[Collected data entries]
● ● ●

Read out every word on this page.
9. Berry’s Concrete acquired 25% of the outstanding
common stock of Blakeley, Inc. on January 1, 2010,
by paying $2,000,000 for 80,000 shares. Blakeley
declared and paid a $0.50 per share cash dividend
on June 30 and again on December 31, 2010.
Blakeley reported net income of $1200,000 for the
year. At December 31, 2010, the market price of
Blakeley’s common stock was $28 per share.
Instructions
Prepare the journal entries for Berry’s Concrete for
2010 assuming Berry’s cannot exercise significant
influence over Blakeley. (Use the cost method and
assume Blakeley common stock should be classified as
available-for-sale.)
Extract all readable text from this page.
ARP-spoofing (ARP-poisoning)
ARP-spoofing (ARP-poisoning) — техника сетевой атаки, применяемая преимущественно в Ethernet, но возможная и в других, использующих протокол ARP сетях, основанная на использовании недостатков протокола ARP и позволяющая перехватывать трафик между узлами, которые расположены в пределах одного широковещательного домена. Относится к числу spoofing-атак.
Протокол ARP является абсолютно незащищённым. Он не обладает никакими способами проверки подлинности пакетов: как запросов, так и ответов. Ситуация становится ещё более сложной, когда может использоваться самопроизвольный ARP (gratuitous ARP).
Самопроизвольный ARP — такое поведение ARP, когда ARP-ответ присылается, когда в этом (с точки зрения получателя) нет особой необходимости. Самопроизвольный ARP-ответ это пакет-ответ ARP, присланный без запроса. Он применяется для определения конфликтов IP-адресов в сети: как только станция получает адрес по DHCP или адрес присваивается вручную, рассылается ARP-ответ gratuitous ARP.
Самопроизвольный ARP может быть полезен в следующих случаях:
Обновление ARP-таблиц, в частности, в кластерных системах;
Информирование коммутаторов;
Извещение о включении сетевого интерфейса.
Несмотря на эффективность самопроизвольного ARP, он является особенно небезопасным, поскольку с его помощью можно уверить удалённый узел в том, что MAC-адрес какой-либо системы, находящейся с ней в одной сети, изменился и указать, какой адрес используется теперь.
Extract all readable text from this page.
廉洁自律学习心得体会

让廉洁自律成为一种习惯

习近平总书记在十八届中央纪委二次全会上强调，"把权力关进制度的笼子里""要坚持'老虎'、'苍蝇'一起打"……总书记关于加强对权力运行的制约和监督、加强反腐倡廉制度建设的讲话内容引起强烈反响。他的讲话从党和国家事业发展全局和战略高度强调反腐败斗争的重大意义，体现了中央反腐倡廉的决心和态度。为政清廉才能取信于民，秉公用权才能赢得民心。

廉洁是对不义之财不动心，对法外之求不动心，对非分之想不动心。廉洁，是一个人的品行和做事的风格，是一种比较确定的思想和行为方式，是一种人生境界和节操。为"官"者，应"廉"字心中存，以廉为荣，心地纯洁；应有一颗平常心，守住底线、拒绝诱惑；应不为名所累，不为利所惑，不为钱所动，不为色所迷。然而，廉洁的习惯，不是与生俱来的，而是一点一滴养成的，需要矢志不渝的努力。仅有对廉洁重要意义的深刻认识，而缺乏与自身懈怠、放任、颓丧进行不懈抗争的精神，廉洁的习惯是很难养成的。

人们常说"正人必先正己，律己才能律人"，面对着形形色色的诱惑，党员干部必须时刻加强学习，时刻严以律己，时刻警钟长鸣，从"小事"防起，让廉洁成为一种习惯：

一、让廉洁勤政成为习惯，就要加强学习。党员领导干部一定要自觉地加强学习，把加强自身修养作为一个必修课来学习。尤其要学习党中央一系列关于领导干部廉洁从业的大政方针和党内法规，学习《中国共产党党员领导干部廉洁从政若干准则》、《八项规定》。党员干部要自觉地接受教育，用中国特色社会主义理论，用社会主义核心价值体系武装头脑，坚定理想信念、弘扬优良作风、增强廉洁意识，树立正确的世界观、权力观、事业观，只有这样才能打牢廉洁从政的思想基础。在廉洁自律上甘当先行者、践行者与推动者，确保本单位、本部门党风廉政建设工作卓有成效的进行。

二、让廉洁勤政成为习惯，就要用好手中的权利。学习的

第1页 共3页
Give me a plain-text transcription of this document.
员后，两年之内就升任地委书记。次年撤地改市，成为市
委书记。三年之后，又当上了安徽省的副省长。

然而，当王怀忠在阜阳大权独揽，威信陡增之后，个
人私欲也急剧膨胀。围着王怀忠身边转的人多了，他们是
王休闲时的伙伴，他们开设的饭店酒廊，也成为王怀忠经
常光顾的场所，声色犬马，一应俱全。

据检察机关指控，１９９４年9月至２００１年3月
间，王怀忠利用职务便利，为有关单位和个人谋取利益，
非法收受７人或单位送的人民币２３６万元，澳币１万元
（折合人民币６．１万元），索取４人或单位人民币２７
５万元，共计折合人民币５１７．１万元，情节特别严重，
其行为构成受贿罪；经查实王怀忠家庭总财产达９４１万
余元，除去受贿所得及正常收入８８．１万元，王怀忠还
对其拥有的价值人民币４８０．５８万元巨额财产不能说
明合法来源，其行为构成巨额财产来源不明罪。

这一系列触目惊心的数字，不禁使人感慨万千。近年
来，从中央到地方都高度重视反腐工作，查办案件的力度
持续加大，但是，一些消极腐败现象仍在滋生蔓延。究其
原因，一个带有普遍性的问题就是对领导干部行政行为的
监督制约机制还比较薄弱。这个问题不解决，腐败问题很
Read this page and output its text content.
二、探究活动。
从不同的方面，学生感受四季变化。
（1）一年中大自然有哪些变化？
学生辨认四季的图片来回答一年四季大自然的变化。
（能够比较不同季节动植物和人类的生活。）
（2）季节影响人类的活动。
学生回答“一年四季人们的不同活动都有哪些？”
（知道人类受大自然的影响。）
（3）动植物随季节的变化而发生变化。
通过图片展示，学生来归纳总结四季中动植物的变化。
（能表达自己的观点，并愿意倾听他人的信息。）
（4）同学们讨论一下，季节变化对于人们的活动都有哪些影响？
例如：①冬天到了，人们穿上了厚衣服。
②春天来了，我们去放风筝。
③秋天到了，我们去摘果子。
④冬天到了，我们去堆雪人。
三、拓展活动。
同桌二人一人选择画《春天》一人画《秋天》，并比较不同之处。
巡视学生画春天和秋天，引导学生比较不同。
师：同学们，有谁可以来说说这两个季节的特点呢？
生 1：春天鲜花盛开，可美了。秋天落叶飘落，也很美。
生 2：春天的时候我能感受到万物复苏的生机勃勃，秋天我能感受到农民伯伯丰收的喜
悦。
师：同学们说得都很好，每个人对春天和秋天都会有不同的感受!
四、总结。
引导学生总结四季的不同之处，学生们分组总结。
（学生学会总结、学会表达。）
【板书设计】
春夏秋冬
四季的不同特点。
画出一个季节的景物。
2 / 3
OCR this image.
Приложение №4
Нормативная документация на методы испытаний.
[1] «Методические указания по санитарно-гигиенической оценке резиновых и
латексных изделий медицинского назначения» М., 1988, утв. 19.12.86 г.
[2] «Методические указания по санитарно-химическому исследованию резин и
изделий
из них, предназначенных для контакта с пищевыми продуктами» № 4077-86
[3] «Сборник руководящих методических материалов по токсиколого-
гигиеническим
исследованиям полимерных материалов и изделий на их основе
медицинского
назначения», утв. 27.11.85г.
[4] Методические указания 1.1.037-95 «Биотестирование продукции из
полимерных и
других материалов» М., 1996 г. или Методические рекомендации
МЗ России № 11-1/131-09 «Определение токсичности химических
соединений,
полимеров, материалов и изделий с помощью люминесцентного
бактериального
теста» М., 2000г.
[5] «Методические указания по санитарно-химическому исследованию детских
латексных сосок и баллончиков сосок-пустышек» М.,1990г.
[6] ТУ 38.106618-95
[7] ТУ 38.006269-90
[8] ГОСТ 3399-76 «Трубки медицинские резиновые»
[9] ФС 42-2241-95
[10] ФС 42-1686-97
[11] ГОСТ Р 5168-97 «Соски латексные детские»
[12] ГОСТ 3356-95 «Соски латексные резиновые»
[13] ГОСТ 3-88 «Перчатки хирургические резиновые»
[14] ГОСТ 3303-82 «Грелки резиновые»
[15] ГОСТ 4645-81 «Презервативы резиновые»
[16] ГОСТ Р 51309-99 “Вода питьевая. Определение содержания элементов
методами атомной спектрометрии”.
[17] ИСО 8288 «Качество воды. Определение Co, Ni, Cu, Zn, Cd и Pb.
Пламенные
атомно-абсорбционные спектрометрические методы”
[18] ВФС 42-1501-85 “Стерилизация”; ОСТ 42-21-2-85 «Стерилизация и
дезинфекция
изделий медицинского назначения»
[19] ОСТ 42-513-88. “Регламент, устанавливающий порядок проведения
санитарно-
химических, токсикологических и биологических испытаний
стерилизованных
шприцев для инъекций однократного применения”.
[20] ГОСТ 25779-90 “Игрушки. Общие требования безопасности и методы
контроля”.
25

● ● ●

**Short exercise:**
Pick out the lines containing the string "латексные".

**Task result:**
[11] ГОСТ Р 5168-97 «Соски латексные детские»
[12] ГОСТ 3356-95 «Соски латексные резиновые»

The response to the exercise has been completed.